Source passage:
Elizabeth Bennet never ceased to paint a smile on my face with her colourful observations. 

The more I read the more I understand that people will never make me feel the way ink on paper did. The intimacy of reading the thoughts and the craft of a completely different person, delivering it through a figment of their imagination. I felt complete, understood, and for the longest time I thought that's all I wanted, for people to understand me. But I soon realised, I didn't want people to understand me. I wanted to understand myself. I much preferred the feeling of reading such a perfectly written character whom I resonated with than interacting with people who drained the very life put of me. I don't think I want anyone to have the privilege of truly knowing me-

They don't deserve to.

Records for this exercise:
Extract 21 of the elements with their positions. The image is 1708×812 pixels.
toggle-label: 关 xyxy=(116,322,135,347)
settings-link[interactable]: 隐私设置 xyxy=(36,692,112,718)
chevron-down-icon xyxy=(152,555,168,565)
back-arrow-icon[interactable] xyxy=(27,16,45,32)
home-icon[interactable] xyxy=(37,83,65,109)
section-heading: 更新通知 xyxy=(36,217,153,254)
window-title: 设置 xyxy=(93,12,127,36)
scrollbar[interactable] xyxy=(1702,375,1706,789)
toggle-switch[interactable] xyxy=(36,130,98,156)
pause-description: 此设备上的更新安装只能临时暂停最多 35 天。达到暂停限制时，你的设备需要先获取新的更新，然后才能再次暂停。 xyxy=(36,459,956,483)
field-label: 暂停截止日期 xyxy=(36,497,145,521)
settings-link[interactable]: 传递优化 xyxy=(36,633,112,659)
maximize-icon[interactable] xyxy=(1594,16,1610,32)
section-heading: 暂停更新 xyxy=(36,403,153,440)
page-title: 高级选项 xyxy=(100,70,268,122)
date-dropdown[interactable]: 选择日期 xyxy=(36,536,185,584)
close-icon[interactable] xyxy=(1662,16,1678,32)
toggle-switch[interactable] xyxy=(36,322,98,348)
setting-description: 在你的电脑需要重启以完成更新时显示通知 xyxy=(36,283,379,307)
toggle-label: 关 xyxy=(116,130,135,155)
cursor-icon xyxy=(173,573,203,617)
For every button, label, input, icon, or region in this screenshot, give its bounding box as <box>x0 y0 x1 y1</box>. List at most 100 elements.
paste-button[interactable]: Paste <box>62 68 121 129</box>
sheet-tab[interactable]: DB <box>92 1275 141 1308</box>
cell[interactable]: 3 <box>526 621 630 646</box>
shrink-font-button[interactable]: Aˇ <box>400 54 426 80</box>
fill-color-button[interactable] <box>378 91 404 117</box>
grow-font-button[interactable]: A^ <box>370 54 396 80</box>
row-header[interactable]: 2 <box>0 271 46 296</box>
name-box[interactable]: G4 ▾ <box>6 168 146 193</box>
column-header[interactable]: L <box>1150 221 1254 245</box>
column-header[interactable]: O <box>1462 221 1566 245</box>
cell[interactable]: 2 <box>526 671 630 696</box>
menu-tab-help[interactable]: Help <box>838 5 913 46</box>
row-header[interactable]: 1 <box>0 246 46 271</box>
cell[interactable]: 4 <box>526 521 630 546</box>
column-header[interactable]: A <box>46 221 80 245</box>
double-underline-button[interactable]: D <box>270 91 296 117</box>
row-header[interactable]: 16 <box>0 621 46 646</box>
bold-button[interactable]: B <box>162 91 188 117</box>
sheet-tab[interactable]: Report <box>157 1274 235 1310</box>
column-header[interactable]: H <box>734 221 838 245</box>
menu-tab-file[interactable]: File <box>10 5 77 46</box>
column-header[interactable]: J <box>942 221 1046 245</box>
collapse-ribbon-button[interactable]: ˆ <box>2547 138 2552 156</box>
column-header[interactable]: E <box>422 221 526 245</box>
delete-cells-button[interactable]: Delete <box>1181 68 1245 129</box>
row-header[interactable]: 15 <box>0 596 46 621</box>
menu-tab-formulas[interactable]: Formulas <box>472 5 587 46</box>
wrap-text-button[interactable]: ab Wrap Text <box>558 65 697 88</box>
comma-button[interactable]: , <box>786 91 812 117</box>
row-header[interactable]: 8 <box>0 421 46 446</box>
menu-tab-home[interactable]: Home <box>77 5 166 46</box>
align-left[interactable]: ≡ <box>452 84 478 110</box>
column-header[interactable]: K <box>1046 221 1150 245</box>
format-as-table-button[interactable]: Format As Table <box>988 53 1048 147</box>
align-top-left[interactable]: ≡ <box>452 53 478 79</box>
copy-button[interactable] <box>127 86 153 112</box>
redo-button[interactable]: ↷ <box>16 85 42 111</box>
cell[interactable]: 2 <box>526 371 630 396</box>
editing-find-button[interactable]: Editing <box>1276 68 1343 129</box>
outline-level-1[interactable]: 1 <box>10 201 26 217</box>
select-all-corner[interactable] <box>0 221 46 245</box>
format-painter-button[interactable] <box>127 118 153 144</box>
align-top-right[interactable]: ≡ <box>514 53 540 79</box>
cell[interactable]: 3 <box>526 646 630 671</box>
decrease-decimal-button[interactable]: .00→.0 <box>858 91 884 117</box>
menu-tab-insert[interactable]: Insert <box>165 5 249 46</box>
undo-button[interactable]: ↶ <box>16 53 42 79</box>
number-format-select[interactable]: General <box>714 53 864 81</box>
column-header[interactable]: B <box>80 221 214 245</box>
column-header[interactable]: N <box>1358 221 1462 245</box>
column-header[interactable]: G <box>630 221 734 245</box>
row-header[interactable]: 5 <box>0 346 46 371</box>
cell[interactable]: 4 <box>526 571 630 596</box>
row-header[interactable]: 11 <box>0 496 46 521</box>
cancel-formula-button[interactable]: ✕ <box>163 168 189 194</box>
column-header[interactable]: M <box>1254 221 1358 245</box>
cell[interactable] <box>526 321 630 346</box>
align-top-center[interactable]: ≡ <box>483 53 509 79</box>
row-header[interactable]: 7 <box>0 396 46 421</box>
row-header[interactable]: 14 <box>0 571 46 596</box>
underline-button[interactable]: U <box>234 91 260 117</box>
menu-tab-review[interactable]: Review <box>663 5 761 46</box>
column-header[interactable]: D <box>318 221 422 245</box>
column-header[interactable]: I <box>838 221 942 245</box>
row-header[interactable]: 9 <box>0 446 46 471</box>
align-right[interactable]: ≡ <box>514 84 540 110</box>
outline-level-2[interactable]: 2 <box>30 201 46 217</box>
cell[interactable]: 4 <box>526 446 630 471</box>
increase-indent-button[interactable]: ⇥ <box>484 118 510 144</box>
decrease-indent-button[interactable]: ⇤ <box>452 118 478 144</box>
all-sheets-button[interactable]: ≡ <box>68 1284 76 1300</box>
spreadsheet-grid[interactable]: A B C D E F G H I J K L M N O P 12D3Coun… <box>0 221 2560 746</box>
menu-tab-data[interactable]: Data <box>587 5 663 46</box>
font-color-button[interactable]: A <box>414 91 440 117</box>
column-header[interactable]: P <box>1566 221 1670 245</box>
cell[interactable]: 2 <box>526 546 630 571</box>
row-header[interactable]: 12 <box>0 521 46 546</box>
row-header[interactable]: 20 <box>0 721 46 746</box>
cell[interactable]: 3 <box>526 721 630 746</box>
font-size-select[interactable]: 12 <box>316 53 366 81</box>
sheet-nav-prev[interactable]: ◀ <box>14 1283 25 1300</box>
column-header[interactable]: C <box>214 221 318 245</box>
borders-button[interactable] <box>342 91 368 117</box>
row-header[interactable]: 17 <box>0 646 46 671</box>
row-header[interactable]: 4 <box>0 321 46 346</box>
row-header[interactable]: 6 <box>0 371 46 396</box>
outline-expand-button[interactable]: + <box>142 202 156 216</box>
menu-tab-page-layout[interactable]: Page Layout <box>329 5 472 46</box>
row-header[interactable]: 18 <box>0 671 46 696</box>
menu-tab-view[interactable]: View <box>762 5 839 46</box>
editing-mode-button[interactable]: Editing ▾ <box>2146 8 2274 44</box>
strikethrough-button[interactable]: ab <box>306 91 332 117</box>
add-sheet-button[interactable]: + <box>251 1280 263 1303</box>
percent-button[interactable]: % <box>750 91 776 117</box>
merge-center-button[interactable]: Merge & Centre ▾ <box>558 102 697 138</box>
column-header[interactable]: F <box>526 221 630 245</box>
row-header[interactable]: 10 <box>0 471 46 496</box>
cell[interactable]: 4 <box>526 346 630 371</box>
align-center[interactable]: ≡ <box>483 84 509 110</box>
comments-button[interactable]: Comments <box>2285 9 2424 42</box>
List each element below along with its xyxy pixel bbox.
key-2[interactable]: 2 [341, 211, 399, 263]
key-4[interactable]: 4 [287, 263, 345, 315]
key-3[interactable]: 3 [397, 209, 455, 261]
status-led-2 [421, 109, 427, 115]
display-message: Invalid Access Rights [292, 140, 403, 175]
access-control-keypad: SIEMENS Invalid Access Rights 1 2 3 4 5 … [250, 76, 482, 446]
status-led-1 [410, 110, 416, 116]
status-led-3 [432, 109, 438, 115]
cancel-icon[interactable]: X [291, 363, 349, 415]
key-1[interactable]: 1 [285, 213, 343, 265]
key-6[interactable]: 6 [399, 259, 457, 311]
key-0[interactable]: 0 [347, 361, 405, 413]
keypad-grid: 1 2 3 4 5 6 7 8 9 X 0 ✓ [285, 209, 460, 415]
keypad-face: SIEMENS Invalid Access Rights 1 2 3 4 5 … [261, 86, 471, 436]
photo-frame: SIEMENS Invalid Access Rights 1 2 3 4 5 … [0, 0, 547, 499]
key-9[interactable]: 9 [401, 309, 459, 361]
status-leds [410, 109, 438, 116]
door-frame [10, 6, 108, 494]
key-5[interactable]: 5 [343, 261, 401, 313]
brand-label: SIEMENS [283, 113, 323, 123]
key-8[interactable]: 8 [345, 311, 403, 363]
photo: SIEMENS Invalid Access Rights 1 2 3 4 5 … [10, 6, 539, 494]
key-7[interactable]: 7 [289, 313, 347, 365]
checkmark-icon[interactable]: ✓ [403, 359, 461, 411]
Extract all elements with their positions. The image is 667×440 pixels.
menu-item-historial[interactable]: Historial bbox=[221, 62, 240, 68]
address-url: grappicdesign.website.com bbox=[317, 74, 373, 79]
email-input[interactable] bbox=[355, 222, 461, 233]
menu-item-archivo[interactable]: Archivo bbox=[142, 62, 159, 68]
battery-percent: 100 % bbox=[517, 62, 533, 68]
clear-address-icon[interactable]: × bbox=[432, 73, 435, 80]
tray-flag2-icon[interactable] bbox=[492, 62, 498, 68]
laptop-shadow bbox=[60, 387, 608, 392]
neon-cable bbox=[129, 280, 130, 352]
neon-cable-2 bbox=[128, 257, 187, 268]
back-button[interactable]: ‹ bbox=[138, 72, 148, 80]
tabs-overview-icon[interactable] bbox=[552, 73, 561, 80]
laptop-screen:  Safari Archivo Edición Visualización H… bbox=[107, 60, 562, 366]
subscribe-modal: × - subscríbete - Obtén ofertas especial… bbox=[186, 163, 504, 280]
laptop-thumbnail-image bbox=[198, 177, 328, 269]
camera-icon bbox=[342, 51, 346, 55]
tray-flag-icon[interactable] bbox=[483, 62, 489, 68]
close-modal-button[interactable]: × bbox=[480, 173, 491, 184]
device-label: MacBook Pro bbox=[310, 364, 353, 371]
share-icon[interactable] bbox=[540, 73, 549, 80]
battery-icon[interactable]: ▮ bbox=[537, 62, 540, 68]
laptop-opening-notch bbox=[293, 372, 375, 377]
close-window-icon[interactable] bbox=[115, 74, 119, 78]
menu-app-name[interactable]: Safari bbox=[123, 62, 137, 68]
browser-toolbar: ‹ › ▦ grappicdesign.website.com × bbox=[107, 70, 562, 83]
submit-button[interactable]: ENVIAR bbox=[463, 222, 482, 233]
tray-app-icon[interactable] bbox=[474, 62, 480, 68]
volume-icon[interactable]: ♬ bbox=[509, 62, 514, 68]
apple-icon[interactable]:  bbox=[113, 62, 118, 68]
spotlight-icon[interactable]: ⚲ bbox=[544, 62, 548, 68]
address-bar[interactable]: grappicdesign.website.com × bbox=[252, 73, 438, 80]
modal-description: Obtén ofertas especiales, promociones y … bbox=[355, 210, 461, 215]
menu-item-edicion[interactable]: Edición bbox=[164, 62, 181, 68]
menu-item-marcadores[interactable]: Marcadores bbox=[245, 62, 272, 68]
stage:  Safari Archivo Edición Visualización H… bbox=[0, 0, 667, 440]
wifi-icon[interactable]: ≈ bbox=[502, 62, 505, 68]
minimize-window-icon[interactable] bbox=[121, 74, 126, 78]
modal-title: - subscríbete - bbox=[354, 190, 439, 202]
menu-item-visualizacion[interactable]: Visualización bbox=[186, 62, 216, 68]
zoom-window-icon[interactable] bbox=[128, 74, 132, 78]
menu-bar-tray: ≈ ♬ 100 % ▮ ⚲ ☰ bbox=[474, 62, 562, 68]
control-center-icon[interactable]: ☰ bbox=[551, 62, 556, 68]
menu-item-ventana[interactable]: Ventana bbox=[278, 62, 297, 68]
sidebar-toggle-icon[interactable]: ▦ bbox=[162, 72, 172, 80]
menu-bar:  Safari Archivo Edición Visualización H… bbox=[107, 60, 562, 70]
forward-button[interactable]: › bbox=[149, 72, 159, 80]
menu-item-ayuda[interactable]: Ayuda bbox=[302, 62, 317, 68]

What to do:
**a)** Quote every sentence in the passage about reading that begins with the word "I".
**b)** Reproduce the rows word for word, starting with the first row and ending with the row that contains "fill-color-button[interactable] <box>378 91", with that row included.
The passage about reading and the rows come from unrelated sources.

Answers for this exercise:
**a)**
- I felt complete, understood, and for the longest time I thought that's all I wanted, for people to understand me.
- I wanted to understand myself.
- I much preferred the feeling of reading such a perfectly written character whom I resonated with than interacting with people who drained the very life put of me.
- I don't think I want anyone to have the privilege of truly knowing me-

**b)**
Extract 21 of the elements with their positions. The image is 1708×812 pixels.
toggle-label: 关 xyxy=(116,322,135,347)
settings-link[interactable]: 隐私设置 xyxy=(36,692,112,718)
chevron-down-icon xyxy=(152,555,168,565)
back-arrow-icon[interactable] xyxy=(27,16,45,32)
home-icon[interactable] xyxy=(37,83,65,109)
section-heading: 更新通知 xyxy=(36,217,153,254)
window-title: 设置 xyxy=(93,12,127,36)
scrollbar[interactable] xyxy=(1702,375,1706,789)
toggle-switch[interactable] xyxy=(36,130,98,156)
pause-description: 此设备上的更新安装只能临时暂停最多 35 天。达到暂停限制时，你的设备需要先获取新的更新，然后才能再次暂停。 xyxy=(36,459,956,483)
field-label: 暂停截止日期 xyxy=(36,497,145,521)
settings-link[interactable]: 传递优化 xyxy=(36,633,112,659)
maximize-icon[interactable] xyxy=(1594,16,1610,32)
section-heading: 暂停更新 xyxy=(36,403,153,440)
page-title: 高级选项 xyxy=(100,70,268,122)
date-dropdown[interactable]: 选择日期 xyxy=(36,536,185,584)
close-icon[interactable] xyxy=(1662,16,1678,32)
toggle-switch[interactable] xyxy=(36,322,98,348)
setting-description: 在你的电脑需要重启以完成更新时显示通知 xyxy=(36,283,379,307)
toggle-label: 关 xyxy=(116,130,135,155)
cursor-icon xyxy=(173,573,203,617)
For every button, label, input, icon, or region in this screenshot, give its bounding box as <box>x0 y0 x1 y1</box>. List at most 100 elements.
paste-button[interactable]: Paste <box>62 68 121 129</box>
sheet-tab[interactable]: DB <box>92 1275 141 1308</box>
cell[interactable]: 3 <box>526 621 630 646</box>
shrink-font-button[interactable]: Aˇ <box>400 54 426 80</box>
fill-color-button[interactable] <box>378 91 404 117</box>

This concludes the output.